Record extracts -
============================================================

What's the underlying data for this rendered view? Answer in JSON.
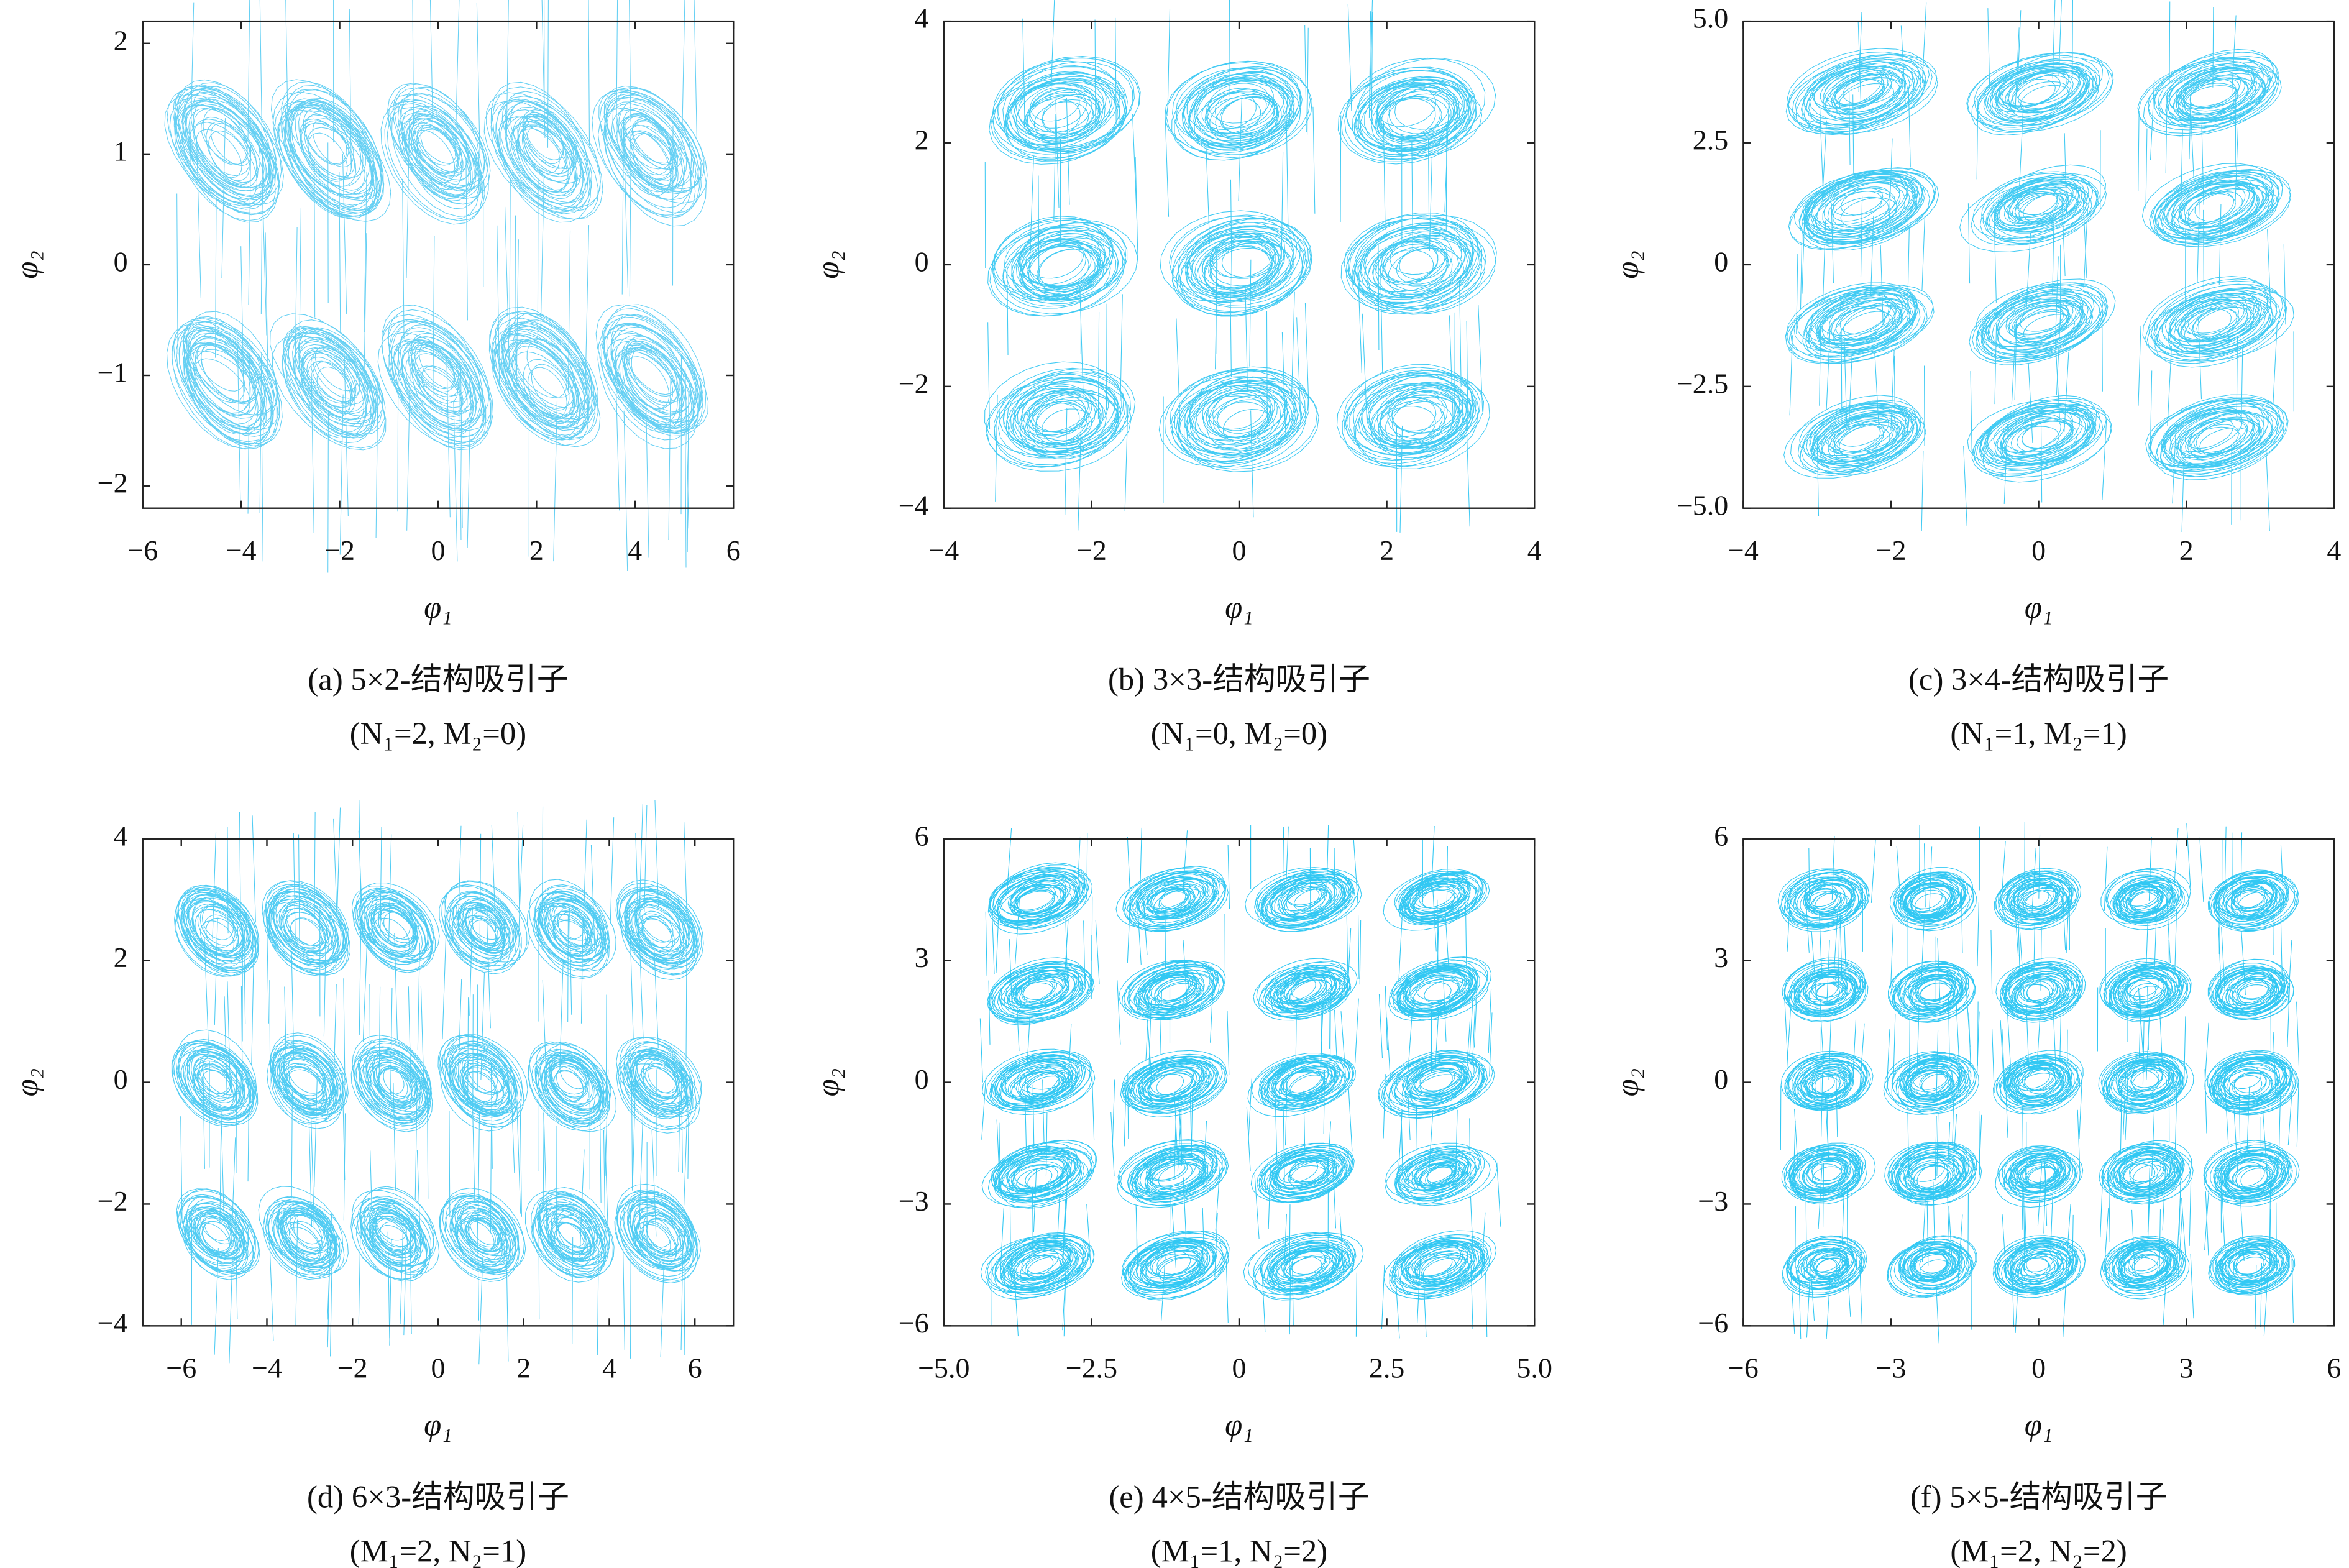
{
  "chart_data": [
    {
      "type": "attractor",
      "caption": "(a) 5×2-结构吸引子",
      "subcaption": "(N₁=2, M₂=0)",
      "xlabel": "φ₁",
      "ylabel": "φ₂",
      "xlim": [
        -6,
        6
      ],
      "xticks": [
        {
          "value": -6,
          "label": "−6"
        },
        {
          "value": -4,
          "label": "−4"
        },
        {
          "value": -2,
          "label": "−2"
        },
        0,
        2,
        4,
        6
      ],
      "ylim": [
        -2.2,
        2.2
      ],
      "yticks": [
        {
          "value": -2,
          "label": "−2"
        },
        {
          "value": -1,
          "label": "−1"
        },
        0,
        1,
        2
      ],
      "color": "#4cc8f2"
    },
    {
      "type": "attractor",
      "caption": "(b) 3×3-结构吸引子",
      "subcaption": "(N₁=0, M₂=0)",
      "xlabel": "φ₁",
      "ylabel": "φ₂",
      "xlim": [
        -4,
        4
      ],
      "xticks": [
        {
          "value": -4,
          "label": "−4"
        },
        {
          "value": -2,
          "label": "−2"
        },
        0,
        2,
        4
      ],
      "ylim": [
        -4,
        4
      ],
      "yticks": [
        {
          "value": -4,
          "label": "−4"
        },
        {
          "value": -2,
          "label": "−2"
        },
        0,
        2,
        4
      ],
      "color": "#22c2f2"
    },
    {
      "type": "attractor",
      "caption": "(c) 3×4-结构吸引子",
      "subcaption": "(N₁=1, M₂=1)",
      "xlabel": "φ₁",
      "ylabel": "φ₂",
      "xlim": [
        -4,
        4
      ],
      "xticks": [
        {
          "value": -4,
          "label": "−4"
        },
        {
          "value": -2,
          "label": "−2"
        },
        0,
        2,
        4
      ],
      "ylim": [
        -5,
        5
      ],
      "yticks": [
        {
          "value": -5,
          "label": "−5.0"
        },
        {
          "value": -2.5,
          "label": "−2.5"
        },
        0,
        2.5,
        {
          "value": 5,
          "label": "5.0"
        }
      ],
      "color": "#22c2f2"
    },
    {
      "type": "attractor",
      "caption": "(d) 6×3-结构吸引子",
      "subcaption": "(M₁=2, N₂=1)",
      "xlabel": "φ₁",
      "ylabel": "φ₂",
      "xlim": [
        -6.9,
        6.9
      ],
      "xticks": [
        {
          "value": -6,
          "label": "−6"
        },
        {
          "value": -4,
          "label": "−4"
        },
        {
          "value": -2,
          "label": "−2"
        },
        0,
        2,
        4,
        6
      ],
      "ylim": [
        -4,
        4
      ],
      "yticks": [
        {
          "value": -4,
          "label": "−4"
        },
        {
          "value": -2,
          "label": "−2"
        },
        0,
        2,
        4
      ],
      "color": "#33c4f2"
    },
    {
      "type": "attractor",
      "caption": "(e) 4×5-结构吸引子",
      "subcaption": "(M₁=1, N₂=2)",
      "xlabel": "φ₁",
      "ylabel": "φ₂",
      "xlim": [
        -5,
        5
      ],
      "xticks": [
        {
          "value": -5,
          "label": "−5.0"
        },
        {
          "value": -2.5,
          "label": "−2.5"
        },
        0,
        2.5,
        {
          "value": 5,
          "label": "5.0"
        }
      ],
      "ylim": [
        -6,
        6
      ],
      "yticks": [
        {
          "value": -6,
          "label": "−6"
        },
        {
          "value": -3,
          "label": "−3"
        },
        0,
        3,
        6
      ],
      "color": "#0fbff2"
    },
    {
      "type": "attractor",
      "caption": "(f) 5×5-结构吸引子",
      "subcaption": "(M₁=2, N₂=2)",
      "xlabel": "φ₁",
      "ylabel": "φ₂",
      "xlim": [
        -6,
        6
      ],
      "xticks": [
        {
          "value": -6,
          "label": "−6"
        },
        {
          "value": -3,
          "label": "−3"
        },
        0,
        3,
        6
      ],
      "ylim": [
        -6,
        6
      ],
      "yticks": [
        {
          "value": -6,
          "label": "−6"
        },
        {
          "value": -3,
          "label": "−3"
        },
        0,
        3,
        6
      ],
      "color": "#0fbff2"
    }
  ]
}
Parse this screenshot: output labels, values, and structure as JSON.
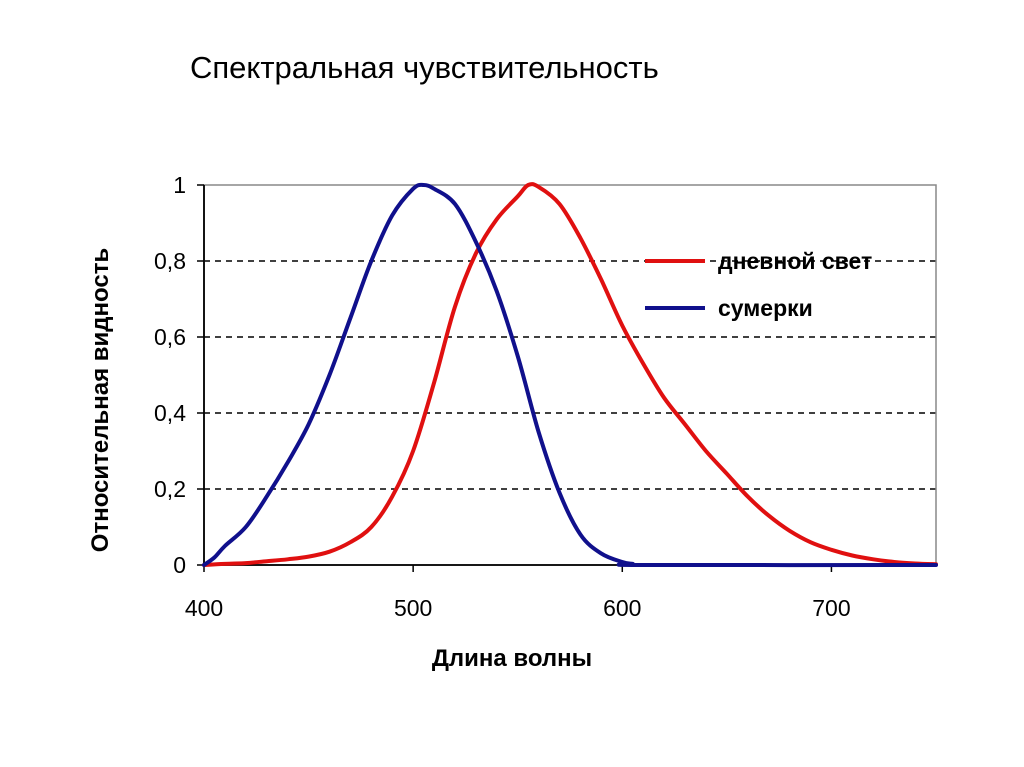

============================================================

Directions -
Repeat the entries exactly and keep the pictures out of the copy.

Solved problem -
What's the underlying data for this rendered view? Answer in JSON.
{
  "chart_data": [
    {
      "type": "attractor",
      "caption": "(a) 5×2-结构吸引子",
      "subcaption": "(N₁=2, M₂=0)",
      "xlabel": "φ₁",
      "ylabel": "φ₂",
      "xlim": [
        -6,
        6
      ],
      "xticks": [
        {
          "value": -6,
          "label": "−6"
        },
        {
          "value": -4,
          "label": "−4"
        },
        {
          "value": -2,
          "label": "−2"
        },
        0,
        2,
        4,
        6
      ],
      "ylim": [
        -2.2,
        2.2
      ],
      "yticks": [
        {
          "value": -2,
          "label": "−2"
        },
        {
          "value": -1,
          "label": "−1"
        },
        0,
        1,
        2
      ],
      "color": "#4cc8f2"
    },
    {
      "type": "attractor",
      "caption": "(b) 3×3-结构吸引子",
      "subcaption": "(N₁=0, M₂=0)",
      "xlabel": "φ₁",
      "ylabel": "φ₂",
      "xlim": [
        -4,
        4
      ],
      "xticks": [
        {
          "value": -4,
          "label": "−4"
        },
        {
          "value": -2,
          "label": "−2"
        },
        0,
        2,
        4
      ],
      "ylim": [
        -4,
        4
      ],
      "yticks": [
        {
          "value": -4,
          "label": "−4"
        },
        {
          "value": -2,
          "label": "−2"
        },
        0,
        2,
        4
      ],
      "color": "#22c2f2"
    },
    {
      "type": "attractor",
      "caption": "(c) 3×4-结构吸引子",
      "subcaption": "(N₁=1, M₂=1)",
      "xlabel": "φ₁",
      "ylabel": "φ₂",
      "xlim": [
        -4,
        4
      ],
      "xticks": [
        {
          "value": -4,
          "label": "−4"
        },
        {
          "value": -2,
          "label": "−2"
        },
        0,
        2,
        4
      ],
      "ylim": [
        -5,
        5
      ],
      "yticks": [
        {
          "value": -5,
          "label": "−5.0"
        },
        {
          "value": -2.5,
          "label": "−2.5"
        },
        0,
        2.5,
        {
          "value": 5,
          "label": "5.0"
        }
      ],
      "color": "#22c2f2"
    },
    {
      "type": "attractor",
      "caption": "(d) 6×3-结构吸引子",
      "subcaption": "(M₁=2, N₂=1)",
      "xlabel": "φ₁",
      "ylabel": "φ₂",
      "xlim": [
        -6.9,
        6.9
      ],
      "xticks": [
        {
          "value": -6,
          "label": "−6"
        },
        {
          "value": -4,
          "label": "−4"
        },
        {
          "value": -2,
          "label": "−2"
        },
        0,
        2,
        4,
        6
      ],
      "ylim": [
        -4,
        4
      ],
      "yticks": [
        {
          "value": -4,
          "label": "−4"
        },
        {
          "value": -2,
          "label": "−2"
        },
        0,
        2,
        4
      ],
      "color": "#33c4f2"
    },
    {
      "type": "attractor",
      "caption": "(e) 4×5-结构吸引子",
      "subcaption": "(M₁=1, N₂=2)",
      "xlabel": "φ₁",
      "ylabel": "φ₂",
      "xlim": [
        -5,
        5
      ],
      "xticks": [
        {
          "value": -5,
          "label": "−5.0"
        },
        {
          "value": -2.5,
          "label": "−2.5"
        },
        0,
        2.5,
        {
          "value": 5,
          "label": "5.0"
        }
      ],
      "ylim": [
        -6,
        6
      ],
      "yticks": [
        {
          "value": -6,
          "label": "−6"
        },
        {
          "value": -3,
          "label": "−3"
        },
        0,
        3,
        6
      ],
      "color": "#0fbff2"
    },
    {
      "type": "attractor",
      "caption": "(f) 5×5-结构吸引子",
      "subcaption": "(M₁=2, N₂=2)",
      "xlabel": "φ₁",
      "ylabel": "φ₂",
      "xlim": [
        -6,
        6
      ],
      "xticks": [
        {
          "value": -6,
          "label": "−6"
        },
        {
          "value": -3,
          "label": "−3"
        },
        0,
        3,
        6
      ],
      "ylim": [
        -6,
        6
      ],
      "yticks": [
        {
          "value": -6,
          "label": "−6"
        },
        {
          "value": -3,
          "label": "−3"
        },
        0,
        3,
        6
      ],
      "color": "#0fbff2"
    }
  ]
}
Parse this screenshot: output labels, values, and structure as JSON.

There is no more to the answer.